Records
◆ ◆ ◆
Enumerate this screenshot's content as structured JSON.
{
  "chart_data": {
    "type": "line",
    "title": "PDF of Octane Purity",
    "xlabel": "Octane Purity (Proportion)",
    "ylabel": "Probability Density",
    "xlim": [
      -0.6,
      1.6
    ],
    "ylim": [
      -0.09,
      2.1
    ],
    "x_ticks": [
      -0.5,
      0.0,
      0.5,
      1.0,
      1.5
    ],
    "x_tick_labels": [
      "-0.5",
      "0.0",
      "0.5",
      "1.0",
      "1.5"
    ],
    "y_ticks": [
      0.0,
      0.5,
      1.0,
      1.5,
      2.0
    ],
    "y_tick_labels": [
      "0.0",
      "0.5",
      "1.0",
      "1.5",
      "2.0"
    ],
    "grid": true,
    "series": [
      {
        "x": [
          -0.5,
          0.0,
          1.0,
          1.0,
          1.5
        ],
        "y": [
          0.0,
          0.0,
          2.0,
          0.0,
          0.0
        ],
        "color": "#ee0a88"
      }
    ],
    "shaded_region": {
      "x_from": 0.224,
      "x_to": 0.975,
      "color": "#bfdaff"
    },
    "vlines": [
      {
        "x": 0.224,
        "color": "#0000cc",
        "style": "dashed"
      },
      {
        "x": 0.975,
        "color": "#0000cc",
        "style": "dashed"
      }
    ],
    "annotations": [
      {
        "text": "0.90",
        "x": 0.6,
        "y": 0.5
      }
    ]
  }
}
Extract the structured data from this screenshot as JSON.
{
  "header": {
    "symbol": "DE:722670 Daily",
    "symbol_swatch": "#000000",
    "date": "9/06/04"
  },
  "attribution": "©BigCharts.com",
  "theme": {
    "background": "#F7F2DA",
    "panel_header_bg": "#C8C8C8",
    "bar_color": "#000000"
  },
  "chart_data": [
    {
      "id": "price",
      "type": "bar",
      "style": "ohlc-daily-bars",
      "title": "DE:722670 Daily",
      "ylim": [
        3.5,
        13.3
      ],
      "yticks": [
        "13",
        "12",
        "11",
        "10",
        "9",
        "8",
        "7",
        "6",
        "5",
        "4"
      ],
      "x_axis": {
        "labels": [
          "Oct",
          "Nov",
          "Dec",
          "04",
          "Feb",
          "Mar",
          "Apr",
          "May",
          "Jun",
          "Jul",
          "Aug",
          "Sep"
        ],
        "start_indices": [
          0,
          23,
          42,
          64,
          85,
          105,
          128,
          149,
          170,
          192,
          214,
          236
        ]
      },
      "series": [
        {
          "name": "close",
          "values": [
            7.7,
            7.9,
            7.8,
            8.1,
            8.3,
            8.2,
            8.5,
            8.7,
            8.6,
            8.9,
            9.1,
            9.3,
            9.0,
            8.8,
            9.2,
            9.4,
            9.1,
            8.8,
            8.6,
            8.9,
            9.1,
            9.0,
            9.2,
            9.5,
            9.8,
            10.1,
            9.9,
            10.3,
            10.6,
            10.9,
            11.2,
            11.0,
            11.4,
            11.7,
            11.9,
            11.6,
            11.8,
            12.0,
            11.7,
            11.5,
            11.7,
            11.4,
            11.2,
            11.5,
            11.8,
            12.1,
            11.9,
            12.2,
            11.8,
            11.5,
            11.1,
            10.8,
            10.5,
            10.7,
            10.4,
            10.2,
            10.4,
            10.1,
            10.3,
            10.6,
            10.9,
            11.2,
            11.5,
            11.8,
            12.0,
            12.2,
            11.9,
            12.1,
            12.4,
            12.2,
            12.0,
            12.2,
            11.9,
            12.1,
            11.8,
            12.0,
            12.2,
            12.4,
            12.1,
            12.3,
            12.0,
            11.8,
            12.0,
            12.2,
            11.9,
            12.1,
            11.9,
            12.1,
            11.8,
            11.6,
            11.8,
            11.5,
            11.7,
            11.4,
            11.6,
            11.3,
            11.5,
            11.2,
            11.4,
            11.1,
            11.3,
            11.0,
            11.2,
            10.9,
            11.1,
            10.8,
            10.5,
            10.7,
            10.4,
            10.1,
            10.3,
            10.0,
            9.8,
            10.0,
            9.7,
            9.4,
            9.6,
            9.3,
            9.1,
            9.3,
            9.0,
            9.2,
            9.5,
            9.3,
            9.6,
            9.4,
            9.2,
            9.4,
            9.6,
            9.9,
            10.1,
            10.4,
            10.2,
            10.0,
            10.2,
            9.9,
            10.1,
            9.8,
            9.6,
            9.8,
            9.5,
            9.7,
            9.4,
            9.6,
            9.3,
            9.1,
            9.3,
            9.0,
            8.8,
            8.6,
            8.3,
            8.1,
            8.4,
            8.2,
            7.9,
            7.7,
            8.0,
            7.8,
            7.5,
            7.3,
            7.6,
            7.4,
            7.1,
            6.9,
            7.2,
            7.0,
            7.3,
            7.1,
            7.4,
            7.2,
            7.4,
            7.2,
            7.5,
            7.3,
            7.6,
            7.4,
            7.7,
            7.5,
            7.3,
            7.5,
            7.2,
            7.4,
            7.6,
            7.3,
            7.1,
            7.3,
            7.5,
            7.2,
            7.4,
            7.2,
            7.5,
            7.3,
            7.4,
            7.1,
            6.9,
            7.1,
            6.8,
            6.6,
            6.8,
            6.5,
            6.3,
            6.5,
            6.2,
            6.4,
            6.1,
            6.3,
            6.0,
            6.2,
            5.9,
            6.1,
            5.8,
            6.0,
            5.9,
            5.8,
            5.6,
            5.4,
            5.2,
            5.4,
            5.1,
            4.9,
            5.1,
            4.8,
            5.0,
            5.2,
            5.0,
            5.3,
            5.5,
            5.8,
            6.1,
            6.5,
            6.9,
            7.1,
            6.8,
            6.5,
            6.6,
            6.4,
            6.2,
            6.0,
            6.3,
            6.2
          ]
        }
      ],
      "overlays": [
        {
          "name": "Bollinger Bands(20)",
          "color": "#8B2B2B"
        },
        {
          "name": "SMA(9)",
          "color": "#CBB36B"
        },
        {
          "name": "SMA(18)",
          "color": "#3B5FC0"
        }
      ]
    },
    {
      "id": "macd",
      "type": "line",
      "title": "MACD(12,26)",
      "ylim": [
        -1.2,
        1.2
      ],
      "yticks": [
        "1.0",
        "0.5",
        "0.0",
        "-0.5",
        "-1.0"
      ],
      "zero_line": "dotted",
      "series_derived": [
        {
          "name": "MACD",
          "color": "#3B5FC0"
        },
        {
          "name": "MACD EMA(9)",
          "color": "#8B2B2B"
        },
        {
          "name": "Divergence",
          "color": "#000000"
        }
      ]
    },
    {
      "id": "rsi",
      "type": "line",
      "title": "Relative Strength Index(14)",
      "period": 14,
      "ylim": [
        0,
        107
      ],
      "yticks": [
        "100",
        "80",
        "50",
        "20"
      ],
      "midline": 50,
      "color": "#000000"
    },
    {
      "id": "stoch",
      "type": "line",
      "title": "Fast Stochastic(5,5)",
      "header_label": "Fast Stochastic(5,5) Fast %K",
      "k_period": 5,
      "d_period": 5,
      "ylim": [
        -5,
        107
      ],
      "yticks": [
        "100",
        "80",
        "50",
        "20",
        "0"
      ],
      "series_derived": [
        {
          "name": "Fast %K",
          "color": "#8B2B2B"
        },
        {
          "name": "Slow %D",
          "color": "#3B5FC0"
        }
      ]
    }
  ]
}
◆ ◆ ◆
Set exercise:
Type out all of the material again, word for word.

The result:
Enumerate this screenshot's content as structured JSON.
{
  "chart_data": {
    "type": "line",
    "title": "PDF of Octane Purity",
    "xlabel": "Octane Purity (Proportion)",
    "ylabel": "Probability Density",
    "xlim": [
      -0.6,
      1.6
    ],
    "ylim": [
      -0.09,
      2.1
    ],
    "x_ticks": [
      -0.5,
      0.0,
      0.5,
      1.0,
      1.5
    ],
    "x_tick_labels": [
      "-0.5",
      "0.0",
      "0.5",
      "1.0",
      "1.5"
    ],
    "y_ticks": [
      0.0,
      0.5,
      1.0,
      1.5,
      2.0
    ],
    "y_tick_labels": [
      "0.0",
      "0.5",
      "1.0",
      "1.5",
      "2.0"
    ],
    "grid": true,
    "series": [
      {
        "x": [
          -0.5,
          0.0,
          1.0,
          1.0,
          1.5
        ],
        "y": [
          0.0,
          0.0,
          2.0,
          0.0,
          0.0
        ],
        "color": "#ee0a88"
      }
    ],
    "shaded_region": {
      "x_from": 0.224,
      "x_to": 0.975,
      "color": "#bfdaff"
    },
    "vlines": [
      {
        "x": 0.224,
        "color": "#0000cc",
        "style": "dashed"
      },
      {
        "x": 0.975,
        "color": "#0000cc",
        "style": "dashed"
      }
    ],
    "annotations": [
      {
        "text": "0.90",
        "x": 0.6,
        "y": 0.5
      }
    ]
  }
}
Extract the structured data from this screenshot as JSON.
{
  "header": {
    "symbol": "DE:722670 Daily",
    "symbol_swatch": "#000000",
    "date": "9/06/04"
  },
  "attribution": "©BigCharts.com",
  "theme": {
    "background": "#F7F2DA",
    "panel_header_bg": "#C8C8C8",
    "bar_color": "#000000"
  },
  "chart_data": [
    {
      "id": "price",
      "type": "bar",
      "style": "ohlc-daily-bars",
      "title": "DE:722670 Daily",
      "ylim": [
        3.5,
        13.3
      ],
      "yticks": [
        "13",
        "12",
        "11",
        "10",
        "9",
        "8",
        "7",
        "6",
        "5",
        "4"
      ],
      "x_axis": {
        "labels": [
          "Oct",
          "Nov",
          "Dec",
          "04",
          "Feb",
          "Mar",
          "Apr",
          "May",
          "Jun",
          "Jul",
          "Aug",
          "Sep"
        ],
        "start_indices": [
          0,
          23,
          42,
          64,
          85,
          105,
          128,
          149,
          170,
          192,
          214,
          236
        ]
      },
      "series": [
        {
          "name": "close",
          "values": [
            7.7,
            7.9,
            7.8,
            8.1,
            8.3,
            8.2,
            8.5,
            8.7,
            8.6,
            8.9,
            9.1,
            9.3,
            9.0,
            8.8,
            9.2,
            9.4,
            9.1,
            8.8,
            8.6,
            8.9,
            9.1,
            9.0,
            9.2,
            9.5,
            9.8,
            10.1,
            9.9,
            10.3,
            10.6,
            10.9,
            11.2,
            11.0,
            11.4,
            11.7,
            11.9,
            11.6,
            11.8,
            12.0,
            11.7,
            11.5,
            11.7,
            11.4,
            11.2,
            11.5,
            11.8,
            12.1,
            11.9,
            12.2,
            11.8,
            11.5,
            11.1,
            10.8,
            10.5,
            10.7,
            10.4,
            10.2,
            10.4,
            10.1,
            10.3,
            10.6,
            10.9,
            11.2,
            11.5,
            11.8,
            12.0,
            12.2,
            11.9,
            12.1,
            12.4,
            12.2,
            12.0,
            12.2,
            11.9,
            12.1,
            11.8,
            12.0,
            12.2,
            12.4,
            12.1,
            12.3,
            12.0,
            11.8,
            12.0,
            12.2,
            11.9,
            12.1,
            11.9,
            12.1,
            11.8,
            11.6,
            11.8,
            11.5,
            11.7,
            11.4,
            11.6,
            11.3,
            11.5,
            11.2,
            11.4,
            11.1,
            11.3,
            11.0,
            11.2,
            10.9,
            11.1,
            10.8,
            10.5,
            10.7,
            10.4,
            10.1,
            10.3,
            10.0,
            9.8,
            10.0,
            9.7,
            9.4,
            9.6,
            9.3,
            9.1,
            9.3,
            9.0,
            9.2,
            9.5,
            9.3,
            9.6,
            9.4,
            9.2,
            9.4,
            9.6,
            9.9,
            10.1,
            10.4,
            10.2,
            10.0,
            10.2,
            9.9,
            10.1,
            9.8,
            9.6,
            9.8,
            9.5,
            9.7,
            9.4,
            9.6,
            9.3,
            9.1,
            9.3,
            9.0,
            8.8,
            8.6,
            8.3,
            8.1,
            8.4,
            8.2,
            7.9,
            7.7,
            8.0,
            7.8,
            7.5,
            7.3,
            7.6,
            7.4,
            7.1,
            6.9,
            7.2,
            7.0,
            7.3,
            7.1,
            7.4,
            7.2,
            7.4,
            7.2,
            7.5,
            7.3,
            7.6,
            7.4,
            7.7,
            7.5,
            7.3,
            7.5,
            7.2,
            7.4,
            7.6,
            7.3,
            7.1,
            7.3,
            7.5,
            7.2,
            7.4,
            7.2,
            7.5,
            7.3,
            7.4,
            7.1,
            6.9,
            7.1,
            6.8,
            6.6,
            6.8,
            6.5,
            6.3,
            6.5,
            6.2,
            6.4,
            6.1,
            6.3,
            6.0,
            6.2,
            5.9,
            6.1,
            5.8,
            6.0,
            5.9,
            5.8,
            5.6,
            5.4,
            5.2,
            5.4,
            5.1,
            4.9,
            5.1,
            4.8,
            5.0,
            5.2,
            5.0,
            5.3,
            5.5,
            5.8,
            6.1,
            6.5,
            6.9,
            7.1,
            6.8,
            6.5,
            6.6,
            6.4,
            6.2,
            6.0,
            6.3,
            6.2
          ]
        }
      ],
      "overlays": [
        {
          "name": "Bollinger Bands(20)",
          "color": "#8B2B2B"
        },
        {
          "name": "SMA(9)",
          "color": "#CBB36B"
        },
        {
          "name": "SMA(18)",
          "color": "#3B5FC0"
        }
      ]
    },
    {
      "id": "macd",
      "type": "line",
      "title": "MACD(12,26)",
      "ylim": [
        -1.2,
        1.2
      ],
      "yticks": [
        "1.0",
        "0.5",
        "0.0",
        "-0.5",
        "-1.0"
      ],
      "zero_line": "dotted",
      "series_derived": [
        {
          "name": "MACD",
          "color": "#3B5FC0"
        },
        {
          "name": "MACD EMA(9)",
          "color": "#8B2B2B"
        },
        {
          "name": "Divergence",
          "color": "#000000"
        }
      ]
    },
    {
      "id": "rsi",
      "type": "line",
      "title": "Relative Strength Index(14)",
      "period": 14,
      "ylim": [
        0,
        107
      ],
      "yticks": [
        "100",
        "80",
        "50",
        "20"
      ],
      "midline": 50,
      "color": "#000000"
    },
    {
      "id": "stoch",
      "type": "line",
      "title": "Fast Stochastic(5,5)",
      "header_label": "Fast Stochastic(5,5) Fast %K",
      "k_period": 5,
      "d_period": 5,
      "ylim": [
        -5,
        107
      ],
      "yticks": [
        "100",
        "80",
        "50",
        "20",
        "0"
      ],
      "series_derived": [
        {
          "name": "Fast %K",
          "color": "#8B2B2B"
        },
        {
          "name": "Slow %D",
          "color": "#3B5FC0"
        }
      ]
    }
  ]
}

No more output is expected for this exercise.